TASK OBJECTIVE:
Skip the pictures and quote all of the lines exactly.

RECORDS SUPPLIED:
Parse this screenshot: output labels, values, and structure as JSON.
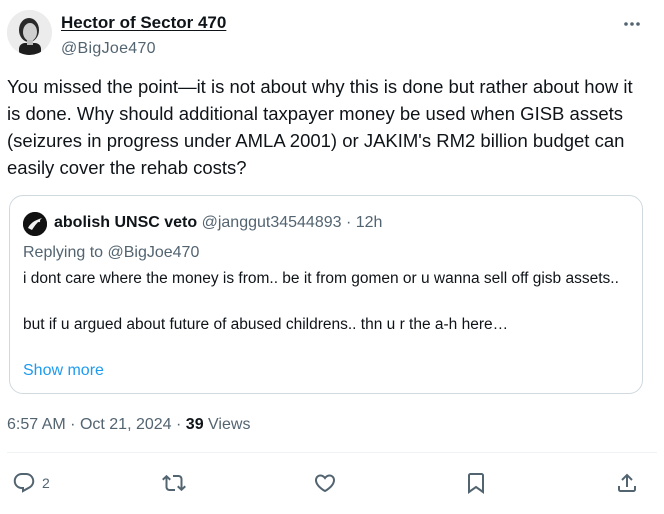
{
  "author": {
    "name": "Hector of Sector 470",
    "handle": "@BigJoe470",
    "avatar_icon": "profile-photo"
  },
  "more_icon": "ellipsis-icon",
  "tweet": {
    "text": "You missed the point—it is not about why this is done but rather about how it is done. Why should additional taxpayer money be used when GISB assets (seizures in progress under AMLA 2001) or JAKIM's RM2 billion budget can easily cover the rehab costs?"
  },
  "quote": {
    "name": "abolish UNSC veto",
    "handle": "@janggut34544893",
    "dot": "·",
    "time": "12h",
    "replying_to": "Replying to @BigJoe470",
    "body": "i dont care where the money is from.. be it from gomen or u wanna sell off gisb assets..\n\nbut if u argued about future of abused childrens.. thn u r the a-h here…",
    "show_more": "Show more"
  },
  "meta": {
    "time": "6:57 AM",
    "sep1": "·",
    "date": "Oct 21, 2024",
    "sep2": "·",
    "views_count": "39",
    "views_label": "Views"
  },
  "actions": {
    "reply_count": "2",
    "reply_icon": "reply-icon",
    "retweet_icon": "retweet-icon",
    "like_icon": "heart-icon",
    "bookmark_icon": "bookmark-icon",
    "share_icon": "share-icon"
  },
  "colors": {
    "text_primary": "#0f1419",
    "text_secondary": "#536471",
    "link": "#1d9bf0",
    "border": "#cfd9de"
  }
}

RESPONSE TO THE EXERCISE:
Parse this screenshot: output labels, values, and structure as JSON.
{
  "author": {
    "name": "Hector of Sector 470",
    "handle": "@BigJoe470",
    "avatar_icon": "profile-photo"
  },
  "more_icon": "ellipsis-icon",
  "tweet": {
    "text": "You missed the point—it is not about why this is done but rather about how it is done. Why should additional taxpayer money be used when GISB assets (seizures in progress under AMLA 2001) or JAKIM's RM2 billion budget can easily cover the rehab costs?"
  },
  "quote": {
    "name": "abolish UNSC veto",
    "handle": "@janggut34544893",
    "dot": "·",
    "time": "12h",
    "replying_to": "Replying to @BigJoe470",
    "body": "i dont care where the money is from.. be it from gomen or u wanna sell off gisb assets..\n\nbut if u argued about future of abused childrens.. thn u r the a-h here…",
    "show_more": "Show more"
  },
  "meta": {
    "time": "6:57 AM",
    "sep1": "·",
    "date": "Oct 21, 2024",
    "sep2": "·",
    "views_count": "39",
    "views_label": "Views"
  },
  "actions": {
    "reply_count": "2",
    "reply_icon": "reply-icon",
    "retweet_icon": "retweet-icon",
    "like_icon": "heart-icon",
    "bookmark_icon": "bookmark-icon",
    "share_icon": "share-icon"
  },
  "colors": {
    "text_primary": "#0f1419",
    "text_secondary": "#536471",
    "link": "#1d9bf0",
    "border": "#cfd9de"
  }
}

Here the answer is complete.